[Records contained in a dataset]

** start **

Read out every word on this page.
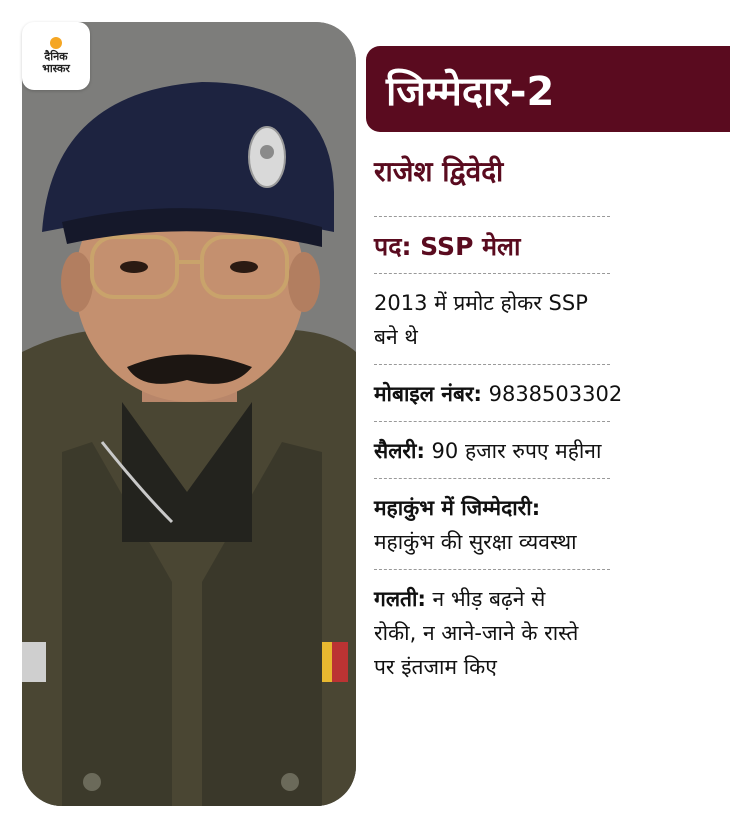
दैनिक
भास्कर	जिम्मेदार-2
राजेश द्विवेदी
पद: SSP मेला
2013 में प्रमोट होकर SSP
बने थे
मोबाइल नंबर: 9838503302
सैलरी: 90 हजार रुपए महीना
महाकुंभ में जिम्मेदारी:
महाकुंभ की सुरक्षा व्यवस्था
गलती: न भीड़ बढ़ने से
रोकी, न आने-जाने के रास्ते
पर इंतजाम किए
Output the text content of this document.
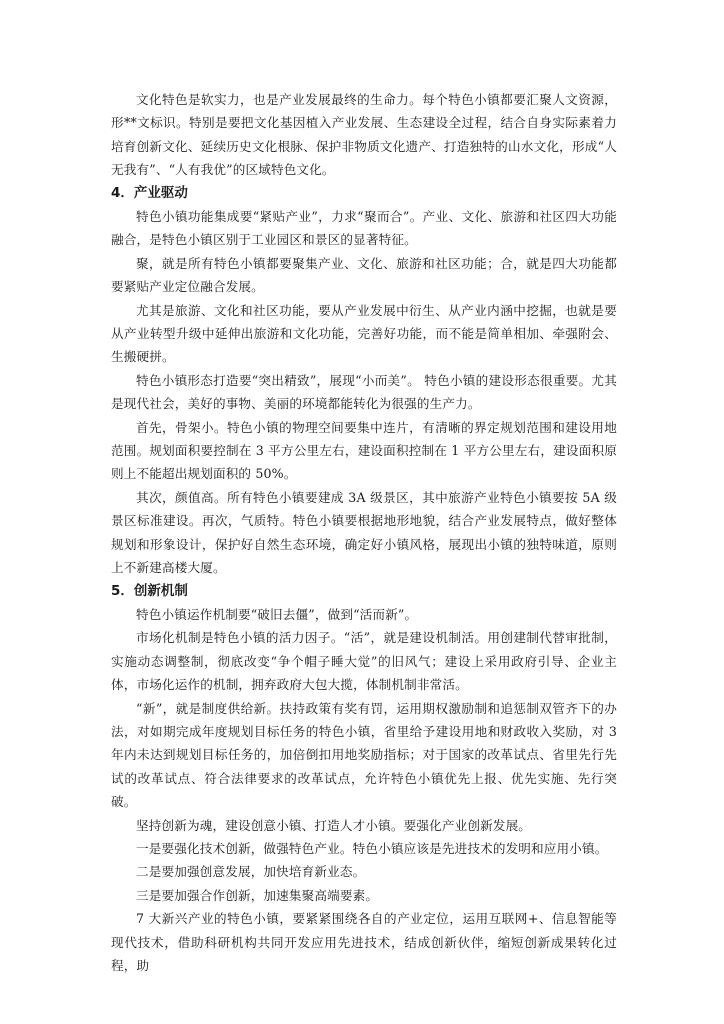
文化特色是软实力，也是产业发展最终的生命力。每个特色小镇都要汇聚人文资源，形**文标识。特别是要把文化基因植入产业发展、生态建设全过程，结合自身实际素着力培育创新文化、延续历史文化根脉、保护非物质文化遗产、打造独特的山水文化，形成“人无我有”、“人有我优”的区域特色文化。

4．产业驱动

特色小镇功能集成要“紧贴产业”，力求“聚而合”。产业、文化、旅游和社区四大功能融合，是特色小镇区别于工业园区和景区的显著特征。

聚，就是所有特色小镇都要聚集产业、文化、旅游和社区功能；合，就是四大功能都要紧贴产业定位融合发展。

尤其是旅游、文化和社区功能，要从产业发展中衍生、从产业内涵中挖掘，也就是要从产业转型升级中延伸出旅游和文化功能，完善好功能，而不能是简单相加、牵强附会、生搬硬拼。

特色小镇形态打造要“突出精致”，展现“小而美”。 特色小镇的建设形态很重要。尤其是现代社会，美好的事物、美丽的环境都能转化为很强的生产力。

首先，骨架小。特色小镇的物理空间要集中连片，有清晰的界定规划范围和建设用地范围。规划面积要控制在 3 平方公里左右，建设面积控制在 1 平方公里左右，建设面积原则上不能超出规划面积的 50%。

其次，颜值高。所有特色小镇要建成 3A 级景区，其中旅游产业特色小镇要按 5A 级景区标准建设。再次，气质特。特色小镇要根据地形地貌，结合产业发展特点，做好整体规划和形象设计，保护好自然生态环境，确定好小镇风格，展现出小镇的独特味道，原则上不新建高楼大厦。

5．创新机制

特色小镇运作机制要“破旧去僵”，做到“活而新”。

市场化机制是特色小镇的活力因子。“活”，就是建设机制活。用创建制代替审批制，实施动态调整制，彻底改变“争个帽子睡大觉”的旧风气；建设上采用政府引导、企业主体，市场化运作的机制，拥弃政府大包大揽，体制机制非常活。

“新”，就是制度供给新。扶持政策有奖有罚，运用期权激励制和追惩制双管齐下的办法，对如期完成年度规划目标任务的特色小镇，省里给予建设用地和财政收入奖励，对 3 年内未达到规划目标任务的，加倍倒扣用地奖励指标；对于国家的改革试点、省里先行先试的改革试点、符合法律要求的改革试点，允许特色小镇优先上报、优先实施、先行突破。

坚持创新为魂，建设创意小镇、打造人才小镇。要强化产业创新发展。

一是要强化技术创新，做强特色产业。特色小镇应该是先进技术的发明和应用小镇。

二是要加强创意发展，加快培育新业态。

三是要加强合作创新，加速集聚高端要素。

7 大新兴产业的特色小镇，要紧紧围绕各自的产业定位，运用互联网+、信息智能等现代技术，借助科研机构共同开发应用先进技术，结成创新伙伴，缩短创新成果转化过程，助
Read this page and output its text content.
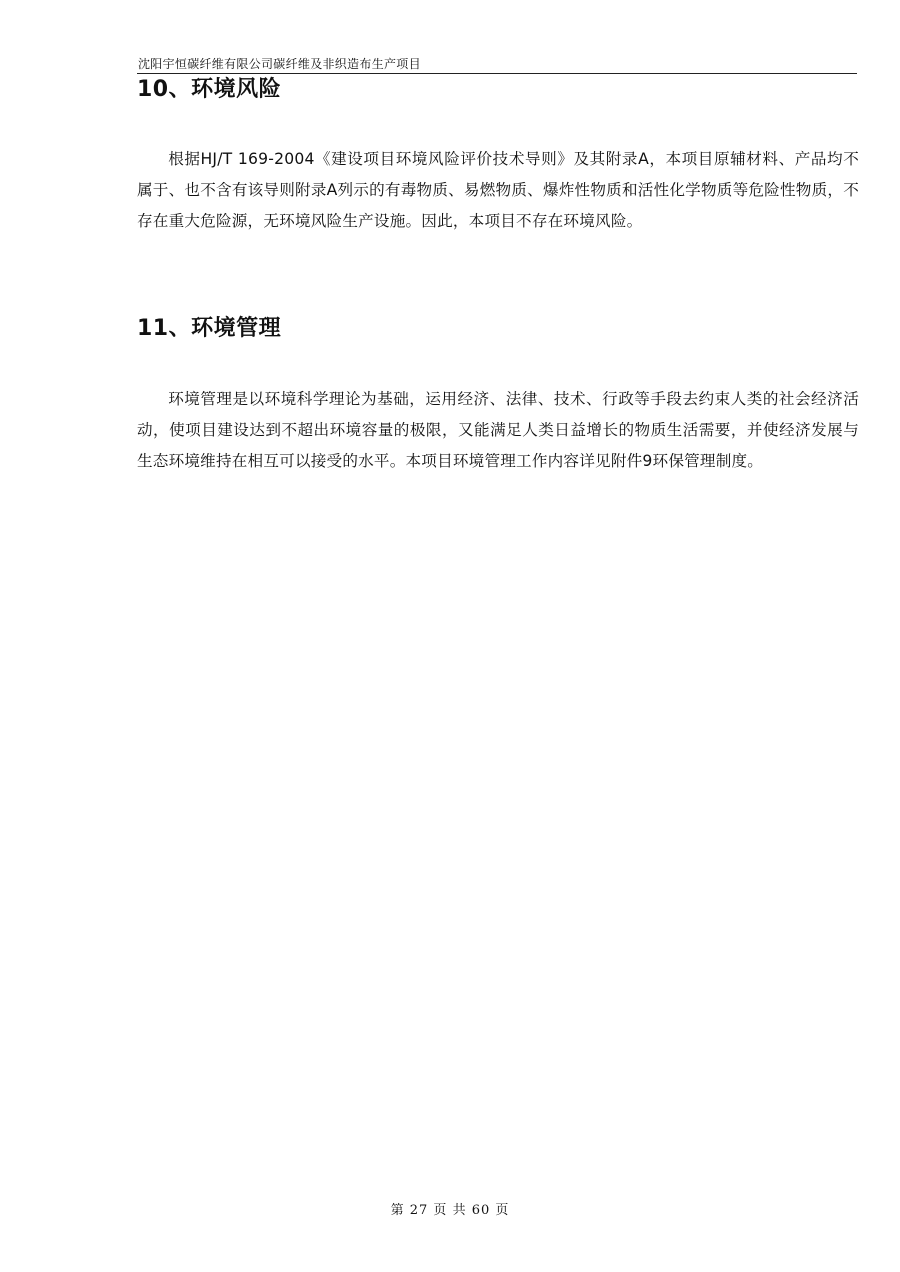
沈阳宇恒碳纤维有限公司碳纤维及非织造布生产项目
10、环境风险

根据HJ/T 169-2004《建设项目环境风险评价技术导则》及其附录A，本项目原辅材料、产品均不属于、也不含有该导则附录A列示的有毒物质、易燃物质、爆炸性物质和活性化学物质等危险性物质，不存在重大危险源，无环境风险生产设施。因此，本项目不存在环境风险。

11、环境管理

环境管理是以环境科学理论为基础，运用经济、法律、技术、行政等手段去约束人类的社会经济活动，使项目建设达到不超出环境容量的极限，又能满足人类日益增长的物质生活需要，并使经济发展与生态环境维持在相互可以接受的水平。本项目环境管理工作内容详见附件9环保管理制度。

第 27 页 共 60 页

** end **

Written instruction :: Search the material above for "text". Pull out each line where it shows up.

Response to the exercise ::
Output the text content of this document.
Read this page and output its text content.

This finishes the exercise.